◆ Given exercise: Pull every line containing the word "deficit" from the records.

━━━━━ Material provided ━━━━━

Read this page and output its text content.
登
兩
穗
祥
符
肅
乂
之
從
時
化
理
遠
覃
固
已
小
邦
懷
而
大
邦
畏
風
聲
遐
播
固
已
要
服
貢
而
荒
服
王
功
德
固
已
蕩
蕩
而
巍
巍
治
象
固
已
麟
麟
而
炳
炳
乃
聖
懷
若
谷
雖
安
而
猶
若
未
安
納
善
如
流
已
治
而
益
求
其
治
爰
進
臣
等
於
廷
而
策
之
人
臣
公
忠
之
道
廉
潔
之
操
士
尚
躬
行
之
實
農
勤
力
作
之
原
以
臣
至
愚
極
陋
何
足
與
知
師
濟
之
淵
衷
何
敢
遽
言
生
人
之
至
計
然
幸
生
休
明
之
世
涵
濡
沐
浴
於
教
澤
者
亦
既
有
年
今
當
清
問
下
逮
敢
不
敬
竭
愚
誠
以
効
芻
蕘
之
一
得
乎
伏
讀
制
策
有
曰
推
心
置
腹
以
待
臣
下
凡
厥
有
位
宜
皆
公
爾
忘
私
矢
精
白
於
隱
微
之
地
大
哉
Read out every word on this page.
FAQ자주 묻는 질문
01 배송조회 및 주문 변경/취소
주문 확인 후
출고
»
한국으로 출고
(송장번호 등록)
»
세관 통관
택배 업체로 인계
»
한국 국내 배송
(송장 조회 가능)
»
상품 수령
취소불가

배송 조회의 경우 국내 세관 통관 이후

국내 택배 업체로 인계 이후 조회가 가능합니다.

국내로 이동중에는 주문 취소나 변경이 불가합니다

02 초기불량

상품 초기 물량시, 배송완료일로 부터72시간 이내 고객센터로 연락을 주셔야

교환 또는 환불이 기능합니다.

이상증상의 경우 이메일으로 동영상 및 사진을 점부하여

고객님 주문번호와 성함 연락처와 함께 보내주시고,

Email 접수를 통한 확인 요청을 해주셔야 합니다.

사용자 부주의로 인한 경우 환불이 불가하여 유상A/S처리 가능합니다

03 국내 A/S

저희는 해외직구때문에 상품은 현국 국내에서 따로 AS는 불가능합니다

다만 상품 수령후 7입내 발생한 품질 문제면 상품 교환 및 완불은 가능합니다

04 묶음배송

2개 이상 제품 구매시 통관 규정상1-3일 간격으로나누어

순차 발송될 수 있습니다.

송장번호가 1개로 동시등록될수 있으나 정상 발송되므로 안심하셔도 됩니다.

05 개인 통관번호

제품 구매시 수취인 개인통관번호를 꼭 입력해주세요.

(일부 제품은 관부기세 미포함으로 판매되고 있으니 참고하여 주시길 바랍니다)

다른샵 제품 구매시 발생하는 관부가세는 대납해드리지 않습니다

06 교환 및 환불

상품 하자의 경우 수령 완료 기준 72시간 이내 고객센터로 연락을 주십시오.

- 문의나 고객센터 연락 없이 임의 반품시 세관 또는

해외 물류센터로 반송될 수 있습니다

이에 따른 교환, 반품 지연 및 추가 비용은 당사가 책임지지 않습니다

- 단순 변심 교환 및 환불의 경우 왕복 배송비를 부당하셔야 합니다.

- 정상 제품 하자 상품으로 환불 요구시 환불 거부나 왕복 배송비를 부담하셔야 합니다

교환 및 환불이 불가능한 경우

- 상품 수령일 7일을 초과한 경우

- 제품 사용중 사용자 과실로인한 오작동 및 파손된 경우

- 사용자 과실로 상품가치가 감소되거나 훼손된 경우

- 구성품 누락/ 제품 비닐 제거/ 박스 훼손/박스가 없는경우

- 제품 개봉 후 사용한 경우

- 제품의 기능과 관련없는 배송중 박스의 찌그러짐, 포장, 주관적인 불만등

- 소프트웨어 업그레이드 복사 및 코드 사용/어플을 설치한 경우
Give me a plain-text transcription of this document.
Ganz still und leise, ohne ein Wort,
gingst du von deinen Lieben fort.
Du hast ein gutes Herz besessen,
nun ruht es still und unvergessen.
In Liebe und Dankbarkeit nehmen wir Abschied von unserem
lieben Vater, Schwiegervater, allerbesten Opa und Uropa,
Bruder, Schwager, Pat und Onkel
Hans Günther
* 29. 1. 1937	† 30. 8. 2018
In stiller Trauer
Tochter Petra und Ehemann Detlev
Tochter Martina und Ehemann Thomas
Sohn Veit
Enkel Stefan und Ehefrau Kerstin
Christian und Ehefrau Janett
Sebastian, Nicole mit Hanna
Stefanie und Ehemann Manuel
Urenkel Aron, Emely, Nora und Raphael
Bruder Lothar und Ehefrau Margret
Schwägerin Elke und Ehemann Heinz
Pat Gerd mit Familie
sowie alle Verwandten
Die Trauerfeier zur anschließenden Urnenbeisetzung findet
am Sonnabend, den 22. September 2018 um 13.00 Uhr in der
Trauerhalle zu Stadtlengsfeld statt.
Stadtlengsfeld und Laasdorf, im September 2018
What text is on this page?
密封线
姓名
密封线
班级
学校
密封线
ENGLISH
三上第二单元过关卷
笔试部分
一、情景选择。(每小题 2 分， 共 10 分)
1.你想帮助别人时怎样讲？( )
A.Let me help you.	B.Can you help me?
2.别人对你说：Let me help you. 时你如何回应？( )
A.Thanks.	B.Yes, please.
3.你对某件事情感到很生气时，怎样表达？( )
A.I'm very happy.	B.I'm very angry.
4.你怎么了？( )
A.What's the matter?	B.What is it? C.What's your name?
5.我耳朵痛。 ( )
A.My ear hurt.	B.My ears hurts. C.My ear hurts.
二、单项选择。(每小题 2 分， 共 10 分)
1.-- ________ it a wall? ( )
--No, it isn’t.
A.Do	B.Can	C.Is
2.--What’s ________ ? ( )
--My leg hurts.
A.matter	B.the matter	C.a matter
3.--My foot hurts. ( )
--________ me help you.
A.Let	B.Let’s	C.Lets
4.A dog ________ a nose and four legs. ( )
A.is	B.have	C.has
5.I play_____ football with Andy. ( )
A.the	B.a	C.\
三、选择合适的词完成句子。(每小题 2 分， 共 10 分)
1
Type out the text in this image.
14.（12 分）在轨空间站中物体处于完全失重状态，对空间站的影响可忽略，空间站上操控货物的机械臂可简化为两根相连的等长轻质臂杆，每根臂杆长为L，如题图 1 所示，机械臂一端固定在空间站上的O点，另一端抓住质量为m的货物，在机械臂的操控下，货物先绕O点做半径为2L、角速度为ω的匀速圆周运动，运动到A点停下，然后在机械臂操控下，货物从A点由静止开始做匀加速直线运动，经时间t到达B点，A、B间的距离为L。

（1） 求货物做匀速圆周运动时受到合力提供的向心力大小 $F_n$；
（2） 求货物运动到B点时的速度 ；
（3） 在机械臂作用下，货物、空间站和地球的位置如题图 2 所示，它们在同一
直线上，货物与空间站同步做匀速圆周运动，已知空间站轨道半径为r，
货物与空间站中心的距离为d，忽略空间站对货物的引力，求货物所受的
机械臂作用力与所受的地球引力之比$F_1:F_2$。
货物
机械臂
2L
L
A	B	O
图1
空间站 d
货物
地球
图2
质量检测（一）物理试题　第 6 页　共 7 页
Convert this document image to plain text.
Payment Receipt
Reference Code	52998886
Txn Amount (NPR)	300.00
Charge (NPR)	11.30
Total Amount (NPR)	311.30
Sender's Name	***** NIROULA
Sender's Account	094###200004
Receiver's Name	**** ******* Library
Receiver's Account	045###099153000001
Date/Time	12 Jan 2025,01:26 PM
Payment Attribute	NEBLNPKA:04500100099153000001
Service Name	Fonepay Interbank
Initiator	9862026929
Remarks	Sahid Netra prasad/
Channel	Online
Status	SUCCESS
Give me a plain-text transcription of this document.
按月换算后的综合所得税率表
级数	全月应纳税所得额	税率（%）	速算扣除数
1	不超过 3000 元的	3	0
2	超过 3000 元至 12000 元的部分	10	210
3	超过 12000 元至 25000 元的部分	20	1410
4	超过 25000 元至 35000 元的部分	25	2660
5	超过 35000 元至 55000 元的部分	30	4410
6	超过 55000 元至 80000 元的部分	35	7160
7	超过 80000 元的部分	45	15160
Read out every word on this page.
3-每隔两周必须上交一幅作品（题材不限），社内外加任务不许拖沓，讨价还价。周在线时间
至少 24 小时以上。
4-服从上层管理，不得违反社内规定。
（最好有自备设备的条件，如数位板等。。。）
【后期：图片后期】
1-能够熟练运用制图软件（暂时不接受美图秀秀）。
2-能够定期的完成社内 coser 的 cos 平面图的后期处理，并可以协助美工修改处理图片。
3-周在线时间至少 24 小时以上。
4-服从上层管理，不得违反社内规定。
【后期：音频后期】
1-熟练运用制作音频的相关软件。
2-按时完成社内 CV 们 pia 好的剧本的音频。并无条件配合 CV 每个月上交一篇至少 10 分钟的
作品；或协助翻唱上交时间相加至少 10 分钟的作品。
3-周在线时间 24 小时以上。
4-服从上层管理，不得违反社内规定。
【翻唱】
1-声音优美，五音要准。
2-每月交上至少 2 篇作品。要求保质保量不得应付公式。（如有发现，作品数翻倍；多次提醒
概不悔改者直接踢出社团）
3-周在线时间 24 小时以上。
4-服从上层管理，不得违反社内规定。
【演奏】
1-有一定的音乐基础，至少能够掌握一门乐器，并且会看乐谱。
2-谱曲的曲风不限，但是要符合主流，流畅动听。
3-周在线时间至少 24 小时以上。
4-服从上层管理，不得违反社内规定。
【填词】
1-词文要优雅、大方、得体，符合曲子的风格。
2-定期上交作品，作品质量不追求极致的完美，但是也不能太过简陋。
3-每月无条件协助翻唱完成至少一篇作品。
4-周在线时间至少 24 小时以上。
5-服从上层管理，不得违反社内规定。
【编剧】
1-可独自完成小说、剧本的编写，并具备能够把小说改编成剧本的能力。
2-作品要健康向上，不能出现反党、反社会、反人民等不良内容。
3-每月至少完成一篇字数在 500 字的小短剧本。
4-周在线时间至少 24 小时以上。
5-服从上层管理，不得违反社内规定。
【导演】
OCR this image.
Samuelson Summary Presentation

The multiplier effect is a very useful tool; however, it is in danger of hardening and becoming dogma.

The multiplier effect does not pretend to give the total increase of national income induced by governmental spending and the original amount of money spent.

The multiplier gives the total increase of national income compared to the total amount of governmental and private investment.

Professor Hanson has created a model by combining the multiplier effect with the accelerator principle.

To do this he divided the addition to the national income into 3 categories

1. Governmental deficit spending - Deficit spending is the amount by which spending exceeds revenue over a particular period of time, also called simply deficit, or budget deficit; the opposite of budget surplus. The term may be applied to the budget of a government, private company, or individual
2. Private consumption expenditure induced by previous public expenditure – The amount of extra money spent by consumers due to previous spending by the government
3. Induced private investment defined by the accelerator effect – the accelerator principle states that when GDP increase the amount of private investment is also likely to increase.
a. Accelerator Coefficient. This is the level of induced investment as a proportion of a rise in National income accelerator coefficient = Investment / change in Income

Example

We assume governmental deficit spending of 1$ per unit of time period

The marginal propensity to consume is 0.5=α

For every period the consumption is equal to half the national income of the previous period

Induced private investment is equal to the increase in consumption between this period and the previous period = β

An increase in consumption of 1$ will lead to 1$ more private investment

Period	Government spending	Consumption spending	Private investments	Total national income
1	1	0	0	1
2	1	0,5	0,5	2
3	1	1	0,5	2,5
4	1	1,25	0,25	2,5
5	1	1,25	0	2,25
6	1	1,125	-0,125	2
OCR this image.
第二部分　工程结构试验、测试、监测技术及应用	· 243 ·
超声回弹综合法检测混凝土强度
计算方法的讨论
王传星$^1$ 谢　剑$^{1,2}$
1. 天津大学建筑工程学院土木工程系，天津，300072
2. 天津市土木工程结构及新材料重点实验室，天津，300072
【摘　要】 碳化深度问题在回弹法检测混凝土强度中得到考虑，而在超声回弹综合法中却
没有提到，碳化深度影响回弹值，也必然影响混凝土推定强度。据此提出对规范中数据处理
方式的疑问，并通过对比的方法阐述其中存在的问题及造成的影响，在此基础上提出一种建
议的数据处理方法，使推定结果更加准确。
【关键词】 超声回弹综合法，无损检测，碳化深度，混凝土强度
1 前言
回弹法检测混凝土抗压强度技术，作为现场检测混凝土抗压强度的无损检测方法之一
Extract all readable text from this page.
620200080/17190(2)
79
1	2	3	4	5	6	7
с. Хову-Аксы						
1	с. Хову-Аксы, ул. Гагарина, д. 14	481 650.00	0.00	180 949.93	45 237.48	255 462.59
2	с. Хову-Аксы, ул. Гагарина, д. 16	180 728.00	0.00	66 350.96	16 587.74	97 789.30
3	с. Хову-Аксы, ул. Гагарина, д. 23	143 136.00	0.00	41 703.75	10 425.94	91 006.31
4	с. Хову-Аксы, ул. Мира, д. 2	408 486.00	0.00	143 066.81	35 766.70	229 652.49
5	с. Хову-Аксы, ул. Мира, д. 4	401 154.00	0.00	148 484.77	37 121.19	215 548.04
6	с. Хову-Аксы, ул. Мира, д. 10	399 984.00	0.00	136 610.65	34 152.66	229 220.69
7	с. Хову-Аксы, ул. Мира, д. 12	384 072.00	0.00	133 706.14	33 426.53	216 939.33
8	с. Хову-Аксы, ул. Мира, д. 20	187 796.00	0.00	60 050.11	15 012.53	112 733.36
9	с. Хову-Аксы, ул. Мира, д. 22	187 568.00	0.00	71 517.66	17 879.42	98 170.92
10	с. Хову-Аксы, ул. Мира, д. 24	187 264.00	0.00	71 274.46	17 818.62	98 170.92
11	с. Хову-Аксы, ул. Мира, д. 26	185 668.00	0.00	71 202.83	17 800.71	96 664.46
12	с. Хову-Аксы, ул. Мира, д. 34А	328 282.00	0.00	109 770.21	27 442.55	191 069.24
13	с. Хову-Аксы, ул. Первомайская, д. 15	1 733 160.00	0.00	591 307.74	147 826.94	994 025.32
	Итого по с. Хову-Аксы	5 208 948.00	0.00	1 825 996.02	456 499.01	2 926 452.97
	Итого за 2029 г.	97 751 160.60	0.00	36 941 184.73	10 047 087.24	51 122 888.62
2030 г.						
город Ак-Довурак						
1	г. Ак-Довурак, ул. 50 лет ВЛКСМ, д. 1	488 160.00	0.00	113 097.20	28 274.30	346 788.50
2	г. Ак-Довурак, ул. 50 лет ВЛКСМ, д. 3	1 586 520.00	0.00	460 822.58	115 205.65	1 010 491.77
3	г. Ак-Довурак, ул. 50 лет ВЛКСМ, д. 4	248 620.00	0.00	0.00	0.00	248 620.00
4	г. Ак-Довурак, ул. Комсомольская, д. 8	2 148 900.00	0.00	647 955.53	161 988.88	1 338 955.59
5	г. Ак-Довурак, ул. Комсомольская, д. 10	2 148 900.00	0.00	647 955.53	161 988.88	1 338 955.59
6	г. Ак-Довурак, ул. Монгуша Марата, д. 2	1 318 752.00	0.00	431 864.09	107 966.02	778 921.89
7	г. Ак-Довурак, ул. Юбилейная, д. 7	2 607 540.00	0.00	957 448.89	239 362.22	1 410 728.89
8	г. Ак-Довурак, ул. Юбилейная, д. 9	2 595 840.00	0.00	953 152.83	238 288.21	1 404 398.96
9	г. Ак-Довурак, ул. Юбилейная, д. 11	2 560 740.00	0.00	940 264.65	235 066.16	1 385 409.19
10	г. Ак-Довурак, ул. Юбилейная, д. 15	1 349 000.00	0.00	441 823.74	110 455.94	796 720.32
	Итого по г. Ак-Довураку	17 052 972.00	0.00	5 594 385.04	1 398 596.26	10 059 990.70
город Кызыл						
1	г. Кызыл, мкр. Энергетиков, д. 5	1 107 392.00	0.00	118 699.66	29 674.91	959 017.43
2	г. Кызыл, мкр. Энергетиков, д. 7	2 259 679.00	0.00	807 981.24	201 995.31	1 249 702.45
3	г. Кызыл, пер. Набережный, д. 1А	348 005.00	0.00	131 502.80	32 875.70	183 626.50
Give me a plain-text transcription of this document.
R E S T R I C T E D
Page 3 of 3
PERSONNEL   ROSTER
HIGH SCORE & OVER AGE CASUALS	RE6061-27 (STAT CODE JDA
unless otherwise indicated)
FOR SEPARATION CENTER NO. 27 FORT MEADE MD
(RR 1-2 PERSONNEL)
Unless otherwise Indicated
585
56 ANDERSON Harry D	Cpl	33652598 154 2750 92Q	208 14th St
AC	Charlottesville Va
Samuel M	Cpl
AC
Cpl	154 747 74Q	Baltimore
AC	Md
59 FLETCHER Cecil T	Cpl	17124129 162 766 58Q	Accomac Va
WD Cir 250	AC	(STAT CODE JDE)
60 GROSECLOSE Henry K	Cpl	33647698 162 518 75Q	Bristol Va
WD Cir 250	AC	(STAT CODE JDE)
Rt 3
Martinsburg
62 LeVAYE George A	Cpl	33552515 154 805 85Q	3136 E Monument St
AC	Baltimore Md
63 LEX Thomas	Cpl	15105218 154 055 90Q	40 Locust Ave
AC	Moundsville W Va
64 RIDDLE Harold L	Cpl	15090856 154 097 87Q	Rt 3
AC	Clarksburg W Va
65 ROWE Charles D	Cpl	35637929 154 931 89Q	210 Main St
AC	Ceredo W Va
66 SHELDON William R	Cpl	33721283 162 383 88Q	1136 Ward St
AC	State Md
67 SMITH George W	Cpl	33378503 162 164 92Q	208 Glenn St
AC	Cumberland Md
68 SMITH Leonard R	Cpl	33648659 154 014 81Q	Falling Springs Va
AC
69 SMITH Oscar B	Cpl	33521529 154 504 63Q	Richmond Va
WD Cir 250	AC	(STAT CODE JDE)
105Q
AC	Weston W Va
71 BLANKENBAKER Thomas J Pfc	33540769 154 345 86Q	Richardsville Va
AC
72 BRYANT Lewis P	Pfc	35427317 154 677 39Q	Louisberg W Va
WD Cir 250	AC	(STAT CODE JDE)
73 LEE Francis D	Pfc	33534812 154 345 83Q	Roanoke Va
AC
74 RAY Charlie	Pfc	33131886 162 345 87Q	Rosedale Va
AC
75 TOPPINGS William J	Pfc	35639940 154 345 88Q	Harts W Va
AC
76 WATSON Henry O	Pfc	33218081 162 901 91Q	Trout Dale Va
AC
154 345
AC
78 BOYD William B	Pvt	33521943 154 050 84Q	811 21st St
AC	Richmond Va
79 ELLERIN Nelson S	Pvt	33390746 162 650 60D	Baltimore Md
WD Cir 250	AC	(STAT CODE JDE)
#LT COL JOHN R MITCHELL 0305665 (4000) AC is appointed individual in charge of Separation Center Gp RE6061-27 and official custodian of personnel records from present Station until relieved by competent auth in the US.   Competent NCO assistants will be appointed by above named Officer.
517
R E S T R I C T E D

━━━━━

◆ Solution:
1. Governmental deficit spending - Deficit spending is the amount by which spending exceeds revenue over a particular period of time, also called simply deficit, or budget deficit; the opposite of budget surplus. The term may be applied to the budget of a government, private company, or individual
We assume governmental deficit spending of 1$ per unit of time period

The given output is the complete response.